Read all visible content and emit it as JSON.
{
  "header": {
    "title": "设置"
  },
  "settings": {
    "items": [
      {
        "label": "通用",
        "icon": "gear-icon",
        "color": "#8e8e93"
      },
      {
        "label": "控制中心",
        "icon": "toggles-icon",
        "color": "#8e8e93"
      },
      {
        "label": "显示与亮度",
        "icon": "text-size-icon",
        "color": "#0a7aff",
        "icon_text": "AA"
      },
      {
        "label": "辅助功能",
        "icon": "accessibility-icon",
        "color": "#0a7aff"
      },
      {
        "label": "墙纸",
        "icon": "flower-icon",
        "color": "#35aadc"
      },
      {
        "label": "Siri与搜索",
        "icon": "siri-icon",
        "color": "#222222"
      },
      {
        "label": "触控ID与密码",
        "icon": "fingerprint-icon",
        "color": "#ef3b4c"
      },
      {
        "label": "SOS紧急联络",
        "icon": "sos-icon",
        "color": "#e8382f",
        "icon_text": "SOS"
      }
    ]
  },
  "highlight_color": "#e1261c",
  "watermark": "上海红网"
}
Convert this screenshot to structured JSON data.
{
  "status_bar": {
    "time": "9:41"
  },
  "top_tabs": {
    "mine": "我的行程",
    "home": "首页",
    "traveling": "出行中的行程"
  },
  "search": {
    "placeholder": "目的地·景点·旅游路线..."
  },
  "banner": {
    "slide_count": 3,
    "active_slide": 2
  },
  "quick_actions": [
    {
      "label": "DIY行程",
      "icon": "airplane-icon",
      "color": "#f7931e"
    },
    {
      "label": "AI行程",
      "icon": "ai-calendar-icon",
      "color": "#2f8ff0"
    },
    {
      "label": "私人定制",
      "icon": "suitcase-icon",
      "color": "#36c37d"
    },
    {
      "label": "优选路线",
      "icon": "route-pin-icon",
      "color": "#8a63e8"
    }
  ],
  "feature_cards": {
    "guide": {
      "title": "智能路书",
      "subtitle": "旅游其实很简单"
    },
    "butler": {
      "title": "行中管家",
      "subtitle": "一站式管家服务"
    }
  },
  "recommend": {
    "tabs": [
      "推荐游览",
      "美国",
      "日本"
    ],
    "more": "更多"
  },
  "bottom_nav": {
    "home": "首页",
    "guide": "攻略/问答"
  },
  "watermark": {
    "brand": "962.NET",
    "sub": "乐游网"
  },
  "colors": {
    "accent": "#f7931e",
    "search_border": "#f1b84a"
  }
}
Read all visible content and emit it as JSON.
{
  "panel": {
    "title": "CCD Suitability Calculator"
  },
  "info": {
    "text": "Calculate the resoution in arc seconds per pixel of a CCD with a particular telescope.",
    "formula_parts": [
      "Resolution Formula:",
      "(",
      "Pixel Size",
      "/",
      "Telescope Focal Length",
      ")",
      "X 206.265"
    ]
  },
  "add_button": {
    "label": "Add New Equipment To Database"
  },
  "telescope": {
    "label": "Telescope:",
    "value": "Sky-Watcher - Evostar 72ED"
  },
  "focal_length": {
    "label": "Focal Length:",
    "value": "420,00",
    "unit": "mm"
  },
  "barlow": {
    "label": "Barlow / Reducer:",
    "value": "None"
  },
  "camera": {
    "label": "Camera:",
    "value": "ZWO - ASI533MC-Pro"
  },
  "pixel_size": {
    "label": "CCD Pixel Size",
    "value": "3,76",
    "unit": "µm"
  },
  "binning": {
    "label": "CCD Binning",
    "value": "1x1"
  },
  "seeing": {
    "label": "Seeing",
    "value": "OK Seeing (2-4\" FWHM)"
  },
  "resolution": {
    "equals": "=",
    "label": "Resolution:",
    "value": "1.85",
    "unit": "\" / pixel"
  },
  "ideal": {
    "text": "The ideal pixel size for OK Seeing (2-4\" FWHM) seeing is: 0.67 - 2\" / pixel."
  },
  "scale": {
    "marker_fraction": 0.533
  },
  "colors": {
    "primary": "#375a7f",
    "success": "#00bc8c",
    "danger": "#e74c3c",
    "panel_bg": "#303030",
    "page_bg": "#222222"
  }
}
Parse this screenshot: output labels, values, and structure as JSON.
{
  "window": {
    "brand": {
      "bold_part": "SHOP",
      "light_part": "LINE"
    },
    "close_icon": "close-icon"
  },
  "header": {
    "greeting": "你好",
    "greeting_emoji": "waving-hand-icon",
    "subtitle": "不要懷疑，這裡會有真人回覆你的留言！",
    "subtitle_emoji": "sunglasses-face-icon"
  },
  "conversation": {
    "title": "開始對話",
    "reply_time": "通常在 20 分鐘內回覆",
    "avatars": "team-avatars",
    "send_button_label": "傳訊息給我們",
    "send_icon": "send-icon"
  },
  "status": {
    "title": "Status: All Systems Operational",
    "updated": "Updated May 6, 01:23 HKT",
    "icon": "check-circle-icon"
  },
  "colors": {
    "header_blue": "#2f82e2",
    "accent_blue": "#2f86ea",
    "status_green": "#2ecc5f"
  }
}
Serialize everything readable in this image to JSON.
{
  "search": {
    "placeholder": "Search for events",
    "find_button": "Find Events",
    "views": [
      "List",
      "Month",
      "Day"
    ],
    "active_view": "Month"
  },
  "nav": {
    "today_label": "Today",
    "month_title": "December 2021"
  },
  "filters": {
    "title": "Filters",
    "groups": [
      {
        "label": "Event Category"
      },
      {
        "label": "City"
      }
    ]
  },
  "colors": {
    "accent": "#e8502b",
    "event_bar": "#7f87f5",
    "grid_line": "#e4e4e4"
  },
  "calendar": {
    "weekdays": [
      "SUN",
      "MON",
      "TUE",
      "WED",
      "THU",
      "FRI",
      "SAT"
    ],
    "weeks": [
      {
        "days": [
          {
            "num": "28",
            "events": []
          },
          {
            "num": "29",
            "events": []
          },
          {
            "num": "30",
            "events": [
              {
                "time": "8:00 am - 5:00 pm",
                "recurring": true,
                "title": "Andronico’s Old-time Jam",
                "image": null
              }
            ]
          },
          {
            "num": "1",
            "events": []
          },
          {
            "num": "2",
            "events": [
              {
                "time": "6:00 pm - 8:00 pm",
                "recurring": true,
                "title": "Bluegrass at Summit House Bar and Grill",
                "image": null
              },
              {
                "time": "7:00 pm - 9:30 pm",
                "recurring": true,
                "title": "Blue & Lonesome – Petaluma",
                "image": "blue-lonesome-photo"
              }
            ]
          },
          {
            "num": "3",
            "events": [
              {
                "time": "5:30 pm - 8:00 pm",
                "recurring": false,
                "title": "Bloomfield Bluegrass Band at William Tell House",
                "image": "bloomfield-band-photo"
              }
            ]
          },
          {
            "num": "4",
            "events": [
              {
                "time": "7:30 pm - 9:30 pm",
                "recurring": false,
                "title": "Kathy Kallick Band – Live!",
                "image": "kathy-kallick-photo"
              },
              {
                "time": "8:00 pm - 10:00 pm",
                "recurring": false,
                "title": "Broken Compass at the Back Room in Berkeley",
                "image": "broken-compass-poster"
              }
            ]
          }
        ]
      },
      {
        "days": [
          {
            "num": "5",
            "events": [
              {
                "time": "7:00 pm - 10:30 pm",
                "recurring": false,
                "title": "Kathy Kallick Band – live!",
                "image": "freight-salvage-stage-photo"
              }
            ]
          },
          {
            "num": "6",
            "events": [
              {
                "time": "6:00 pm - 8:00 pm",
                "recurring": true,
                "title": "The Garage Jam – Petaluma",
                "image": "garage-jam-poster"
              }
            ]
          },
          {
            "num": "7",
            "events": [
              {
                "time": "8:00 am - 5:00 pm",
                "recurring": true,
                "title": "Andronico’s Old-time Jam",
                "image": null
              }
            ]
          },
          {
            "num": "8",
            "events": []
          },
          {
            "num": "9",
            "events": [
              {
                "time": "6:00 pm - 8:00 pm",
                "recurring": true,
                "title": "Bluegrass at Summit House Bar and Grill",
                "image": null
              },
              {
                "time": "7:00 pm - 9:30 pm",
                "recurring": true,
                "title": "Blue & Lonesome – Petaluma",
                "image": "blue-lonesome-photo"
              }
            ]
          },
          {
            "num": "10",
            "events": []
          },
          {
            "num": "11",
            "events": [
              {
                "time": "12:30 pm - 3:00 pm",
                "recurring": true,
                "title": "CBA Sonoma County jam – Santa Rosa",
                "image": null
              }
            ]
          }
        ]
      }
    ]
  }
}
■ ■ ■
Among the entries, how many lines include the word "JSON"? Answer with a single number and nothing further.

SOLUTION> 5